> AIM OF THE TASK
Give the total number of lines with the word "close" in them, and no other words.
## START
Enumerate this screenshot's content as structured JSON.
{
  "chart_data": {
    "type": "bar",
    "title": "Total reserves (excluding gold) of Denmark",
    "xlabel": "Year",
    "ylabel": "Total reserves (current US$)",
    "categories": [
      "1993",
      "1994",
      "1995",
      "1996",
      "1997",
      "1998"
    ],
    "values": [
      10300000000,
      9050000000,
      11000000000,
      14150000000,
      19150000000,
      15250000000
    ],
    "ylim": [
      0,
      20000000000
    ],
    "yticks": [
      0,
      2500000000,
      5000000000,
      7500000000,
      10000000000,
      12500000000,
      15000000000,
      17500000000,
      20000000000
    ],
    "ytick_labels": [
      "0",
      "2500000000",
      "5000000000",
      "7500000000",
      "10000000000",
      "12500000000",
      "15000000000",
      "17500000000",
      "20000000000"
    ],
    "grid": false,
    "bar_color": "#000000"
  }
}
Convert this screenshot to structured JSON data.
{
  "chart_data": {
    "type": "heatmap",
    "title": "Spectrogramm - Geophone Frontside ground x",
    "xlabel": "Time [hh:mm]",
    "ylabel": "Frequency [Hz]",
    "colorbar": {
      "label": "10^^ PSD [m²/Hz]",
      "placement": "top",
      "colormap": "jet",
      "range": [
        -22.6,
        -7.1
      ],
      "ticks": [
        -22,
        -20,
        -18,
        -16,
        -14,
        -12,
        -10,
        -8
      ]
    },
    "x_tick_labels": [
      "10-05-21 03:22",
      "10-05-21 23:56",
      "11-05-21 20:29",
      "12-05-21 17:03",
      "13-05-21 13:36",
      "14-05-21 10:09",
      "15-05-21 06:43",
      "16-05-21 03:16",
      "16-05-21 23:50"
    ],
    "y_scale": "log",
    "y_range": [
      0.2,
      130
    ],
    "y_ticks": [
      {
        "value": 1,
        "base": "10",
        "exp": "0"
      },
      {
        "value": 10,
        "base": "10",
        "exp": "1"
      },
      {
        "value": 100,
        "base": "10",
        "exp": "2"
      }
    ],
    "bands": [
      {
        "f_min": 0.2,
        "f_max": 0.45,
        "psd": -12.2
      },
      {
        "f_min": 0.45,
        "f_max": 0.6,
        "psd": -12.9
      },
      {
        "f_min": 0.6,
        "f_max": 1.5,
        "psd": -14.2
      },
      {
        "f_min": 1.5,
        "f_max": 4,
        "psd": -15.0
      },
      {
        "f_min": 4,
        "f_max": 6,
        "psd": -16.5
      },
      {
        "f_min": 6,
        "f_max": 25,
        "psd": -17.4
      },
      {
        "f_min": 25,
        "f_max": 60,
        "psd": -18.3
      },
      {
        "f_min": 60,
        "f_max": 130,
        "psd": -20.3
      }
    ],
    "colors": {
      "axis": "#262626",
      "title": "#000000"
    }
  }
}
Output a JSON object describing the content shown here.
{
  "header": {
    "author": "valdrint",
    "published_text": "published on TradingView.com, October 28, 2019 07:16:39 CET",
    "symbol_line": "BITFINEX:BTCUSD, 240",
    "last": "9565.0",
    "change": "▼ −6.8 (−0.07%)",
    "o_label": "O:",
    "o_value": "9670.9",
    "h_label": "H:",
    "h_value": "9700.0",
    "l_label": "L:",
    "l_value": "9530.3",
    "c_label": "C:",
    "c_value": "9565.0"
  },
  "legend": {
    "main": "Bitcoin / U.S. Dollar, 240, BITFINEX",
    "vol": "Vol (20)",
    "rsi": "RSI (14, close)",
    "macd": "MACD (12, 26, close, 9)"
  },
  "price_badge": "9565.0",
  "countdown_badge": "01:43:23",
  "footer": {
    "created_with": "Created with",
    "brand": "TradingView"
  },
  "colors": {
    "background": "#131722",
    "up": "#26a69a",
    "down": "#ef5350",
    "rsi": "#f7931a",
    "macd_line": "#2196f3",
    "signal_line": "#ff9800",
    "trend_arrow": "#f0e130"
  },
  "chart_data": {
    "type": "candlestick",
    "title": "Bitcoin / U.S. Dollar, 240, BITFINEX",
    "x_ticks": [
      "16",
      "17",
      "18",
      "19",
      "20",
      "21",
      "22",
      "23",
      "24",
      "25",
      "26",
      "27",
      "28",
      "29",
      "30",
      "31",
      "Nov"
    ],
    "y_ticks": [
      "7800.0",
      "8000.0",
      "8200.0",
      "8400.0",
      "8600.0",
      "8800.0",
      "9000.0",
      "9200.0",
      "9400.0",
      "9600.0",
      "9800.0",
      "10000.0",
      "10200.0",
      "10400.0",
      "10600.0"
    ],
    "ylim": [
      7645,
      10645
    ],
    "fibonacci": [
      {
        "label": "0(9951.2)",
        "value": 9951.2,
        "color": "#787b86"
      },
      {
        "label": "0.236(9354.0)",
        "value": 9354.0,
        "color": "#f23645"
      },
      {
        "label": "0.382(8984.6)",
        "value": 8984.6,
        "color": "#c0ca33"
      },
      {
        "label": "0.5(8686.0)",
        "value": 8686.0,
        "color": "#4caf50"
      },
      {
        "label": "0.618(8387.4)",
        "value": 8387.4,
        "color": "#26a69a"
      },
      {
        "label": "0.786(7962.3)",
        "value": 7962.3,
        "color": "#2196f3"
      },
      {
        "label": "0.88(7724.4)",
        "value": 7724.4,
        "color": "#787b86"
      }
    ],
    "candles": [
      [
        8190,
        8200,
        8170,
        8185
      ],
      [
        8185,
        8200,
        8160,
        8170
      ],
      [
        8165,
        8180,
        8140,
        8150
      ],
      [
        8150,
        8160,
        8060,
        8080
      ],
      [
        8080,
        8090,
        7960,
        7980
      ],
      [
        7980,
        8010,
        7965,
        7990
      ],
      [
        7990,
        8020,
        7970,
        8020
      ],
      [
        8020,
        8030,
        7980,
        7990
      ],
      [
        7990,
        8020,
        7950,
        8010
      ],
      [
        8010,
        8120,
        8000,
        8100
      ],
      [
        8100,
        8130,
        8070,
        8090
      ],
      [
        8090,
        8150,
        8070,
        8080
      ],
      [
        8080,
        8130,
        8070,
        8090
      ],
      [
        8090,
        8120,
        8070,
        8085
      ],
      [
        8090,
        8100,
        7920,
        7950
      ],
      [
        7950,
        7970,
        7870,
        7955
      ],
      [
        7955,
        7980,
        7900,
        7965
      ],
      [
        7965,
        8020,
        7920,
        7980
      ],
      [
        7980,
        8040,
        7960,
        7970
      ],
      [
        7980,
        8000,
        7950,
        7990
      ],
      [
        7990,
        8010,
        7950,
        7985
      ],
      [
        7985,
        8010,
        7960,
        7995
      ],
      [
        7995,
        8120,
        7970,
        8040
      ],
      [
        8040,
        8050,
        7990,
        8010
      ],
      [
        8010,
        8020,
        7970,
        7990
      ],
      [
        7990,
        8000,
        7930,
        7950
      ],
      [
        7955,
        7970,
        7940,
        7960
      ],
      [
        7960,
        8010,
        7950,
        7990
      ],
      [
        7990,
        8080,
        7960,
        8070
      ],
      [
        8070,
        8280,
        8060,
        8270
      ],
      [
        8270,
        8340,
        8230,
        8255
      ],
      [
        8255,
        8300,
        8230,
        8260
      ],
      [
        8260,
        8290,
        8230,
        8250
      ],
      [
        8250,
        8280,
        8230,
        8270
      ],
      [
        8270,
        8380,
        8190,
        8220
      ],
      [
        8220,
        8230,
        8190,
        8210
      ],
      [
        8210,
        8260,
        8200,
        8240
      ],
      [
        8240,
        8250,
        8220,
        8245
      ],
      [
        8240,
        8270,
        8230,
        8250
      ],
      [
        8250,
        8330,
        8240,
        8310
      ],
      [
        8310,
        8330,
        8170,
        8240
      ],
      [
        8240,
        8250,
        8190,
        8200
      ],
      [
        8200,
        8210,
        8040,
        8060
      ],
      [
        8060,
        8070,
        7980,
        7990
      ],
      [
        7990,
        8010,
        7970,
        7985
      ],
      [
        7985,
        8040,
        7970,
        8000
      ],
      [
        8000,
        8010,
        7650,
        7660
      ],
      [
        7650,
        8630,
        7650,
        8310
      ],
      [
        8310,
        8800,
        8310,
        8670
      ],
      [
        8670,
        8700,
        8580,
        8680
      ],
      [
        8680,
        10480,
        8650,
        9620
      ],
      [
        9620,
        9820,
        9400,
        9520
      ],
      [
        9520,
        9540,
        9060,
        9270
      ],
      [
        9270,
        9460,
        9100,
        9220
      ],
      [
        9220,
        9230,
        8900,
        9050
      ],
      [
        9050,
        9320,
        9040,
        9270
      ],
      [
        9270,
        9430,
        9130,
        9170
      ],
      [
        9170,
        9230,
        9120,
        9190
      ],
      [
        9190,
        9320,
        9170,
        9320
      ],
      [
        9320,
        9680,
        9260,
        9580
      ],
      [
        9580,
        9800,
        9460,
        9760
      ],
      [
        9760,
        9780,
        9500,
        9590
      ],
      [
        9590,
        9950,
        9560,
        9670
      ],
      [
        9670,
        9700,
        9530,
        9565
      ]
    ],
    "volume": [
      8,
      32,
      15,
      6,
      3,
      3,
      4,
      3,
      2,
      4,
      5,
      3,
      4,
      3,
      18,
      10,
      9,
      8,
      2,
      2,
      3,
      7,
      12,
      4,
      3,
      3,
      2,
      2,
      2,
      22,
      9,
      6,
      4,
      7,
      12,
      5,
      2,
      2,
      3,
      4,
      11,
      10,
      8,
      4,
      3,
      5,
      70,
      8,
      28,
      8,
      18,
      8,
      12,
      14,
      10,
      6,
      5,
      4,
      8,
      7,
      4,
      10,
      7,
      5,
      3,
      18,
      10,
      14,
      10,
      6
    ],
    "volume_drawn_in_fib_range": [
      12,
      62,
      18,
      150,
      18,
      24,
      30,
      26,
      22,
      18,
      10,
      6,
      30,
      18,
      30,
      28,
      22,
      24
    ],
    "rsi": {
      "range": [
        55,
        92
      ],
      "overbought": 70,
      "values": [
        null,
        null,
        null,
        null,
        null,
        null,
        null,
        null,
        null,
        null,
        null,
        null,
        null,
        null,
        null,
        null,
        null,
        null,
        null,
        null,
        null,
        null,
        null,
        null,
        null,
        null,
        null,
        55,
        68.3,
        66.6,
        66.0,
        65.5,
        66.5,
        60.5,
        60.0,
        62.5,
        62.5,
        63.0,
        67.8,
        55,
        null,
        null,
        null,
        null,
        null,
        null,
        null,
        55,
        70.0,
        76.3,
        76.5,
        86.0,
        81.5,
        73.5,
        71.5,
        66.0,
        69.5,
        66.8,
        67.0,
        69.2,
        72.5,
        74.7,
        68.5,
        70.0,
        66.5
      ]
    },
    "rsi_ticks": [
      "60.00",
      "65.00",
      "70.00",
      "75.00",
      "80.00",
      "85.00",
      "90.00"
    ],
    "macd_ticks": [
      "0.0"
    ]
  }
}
## END
> FINISHED ANSWER
2